▶ [WHAT YOU WILL DO]:
Go through the entries below and print each one exactly, leaving out pictures.

▶ [SUPPLIED DATA]:
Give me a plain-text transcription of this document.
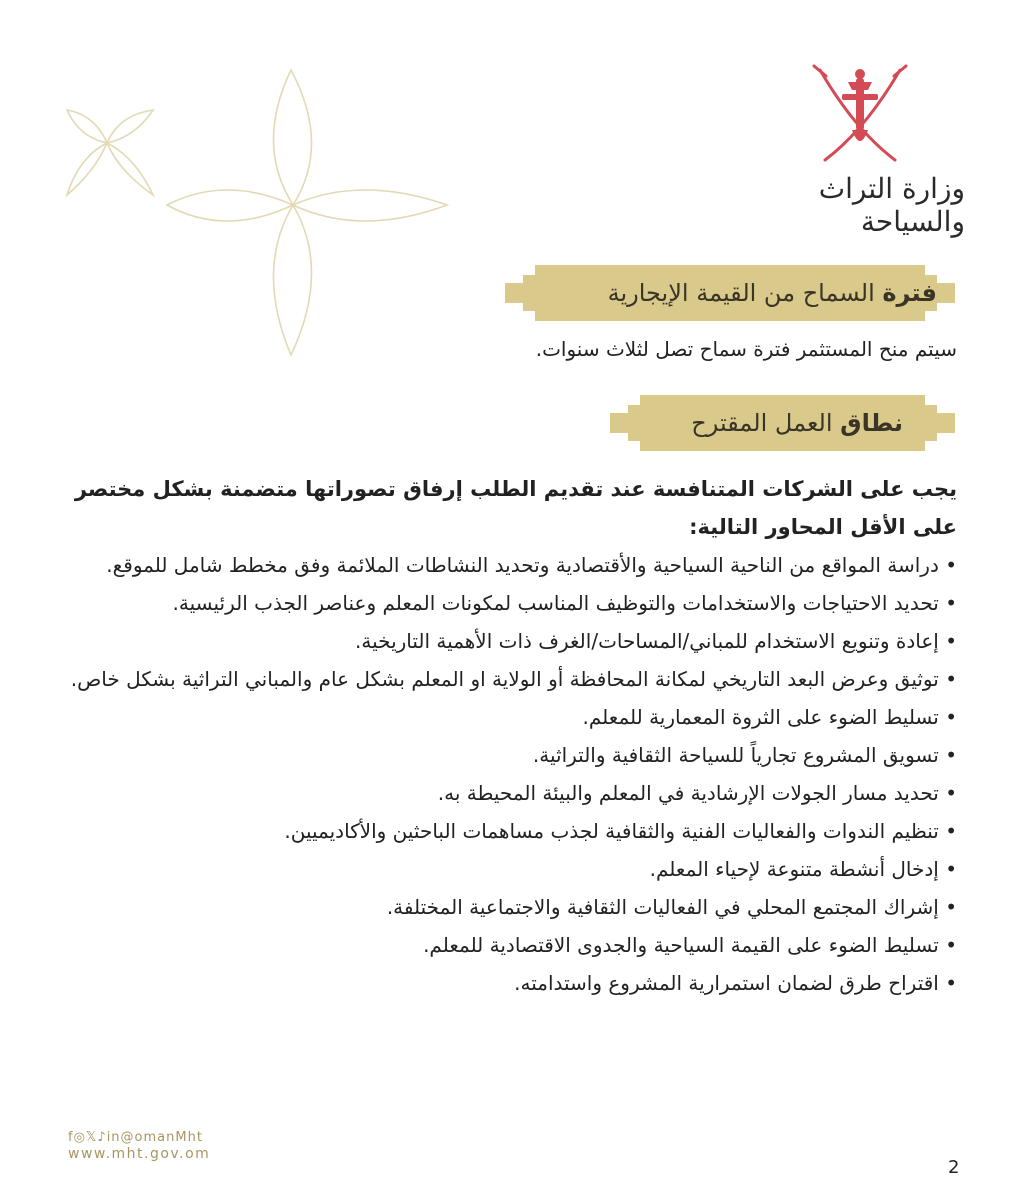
وزارة التراث والسياحة
فترة السماح من القيمة الإيجارية
سيتم منح المستثمر فترة سماح تصل لثلاث سنوات.
نطاق العمل المقترح
يجب على الشركات المتنافسة عند تقديم الطلب إرفاق تصوراتها متضمنة بشكل مختصر على الأقل المحاور التالية:
• دراسة المواقع من الناحية السياحية والأقتصادية وتحديد النشاطات الملائمة وفق مخطط شامل للموقع.
• تحديد الاحتياجات والاستخدامات والتوظيف المناسب لمكونات المعلم وعناصر الجذب الرئيسية.
• إعادة وتنويع الاستخدام للمباني/المساحات/الغرف ذات الأهمية التاريخية.
• توثيق وعرض البعد التاريخي لمكانة المحافظة أو الولاية او المعلم بشكل عام والمباني التراثية بشكل خاص.
• تسليط الضوء على الثروة المعمارية للمعلم.
• تسويق المشروع تجارياً للسياحة الثقافية والتراثية.
• تحديد مسار الجولات الإرشادية في المعلم والبيئة المحيطة به.
• تنظيم الندوات والفعاليات الفنية والثقافية لجذب مساهمات الباحثين والأكاديميين.
• إدخال أنشطة متنوعة لإحياء المعلم.
• إشراك المجتمع المحلي في الفعاليات الثقافية والاجتماعية المختلفة.
• تسليط الضوء على القيمة السياحية والجدوى الاقتصادية للمعلم.
• اقتراح طرق لضمان استمرارية المشروع واستدامته.
f◎𝕏♪in@omanMht
www.mht.gov.om
2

▶ [SOLVED EXERCISE]:
Give me a plain-text transcription of this document.
وزارة التراث والسياحة
فترة السماح من القيمة الإيجارية
سيتم منح المستثمر فترة سماح تصل لثلاث سنوات.
نطاق العمل المقترح
يجب على الشركات المتنافسة عند تقديم الطلب إرفاق تصوراتها متضمنة بشكل مختصر على الأقل المحاور التالية:
• دراسة المواقع من الناحية السياحية والأقتصادية وتحديد النشاطات الملائمة وفق مخطط شامل للموقع.
• تحديد الاحتياجات والاستخدامات والتوظيف المناسب لمكونات المعلم وعناصر الجذب الرئيسية.
• إعادة وتنويع الاستخدام للمباني/المساحات/الغرف ذات الأهمية التاريخية.
• توثيق وعرض البعد التاريخي لمكانة المحافظة أو الولاية او المعلم بشكل عام والمباني التراثية بشكل خاص.
• تسليط الضوء على الثروة المعمارية للمعلم.
• تسويق المشروع تجارياً للسياحة الثقافية والتراثية.
• تحديد مسار الجولات الإرشادية في المعلم والبيئة المحيطة به.
• تنظيم الندوات والفعاليات الفنية والثقافية لجذب مساهمات الباحثين والأكاديميين.
• إدخال أنشطة متنوعة لإحياء المعلم.
• إشراك المجتمع المحلي في الفعاليات الثقافية والاجتماعية المختلفة.
• تسليط الضوء على القيمة السياحية والجدوى الاقتصادية للمعلم.
• اقتراح طرق لضمان استمرارية المشروع واستدامته.
f◎𝕏♪in@omanMht
www.mht.gov.om
2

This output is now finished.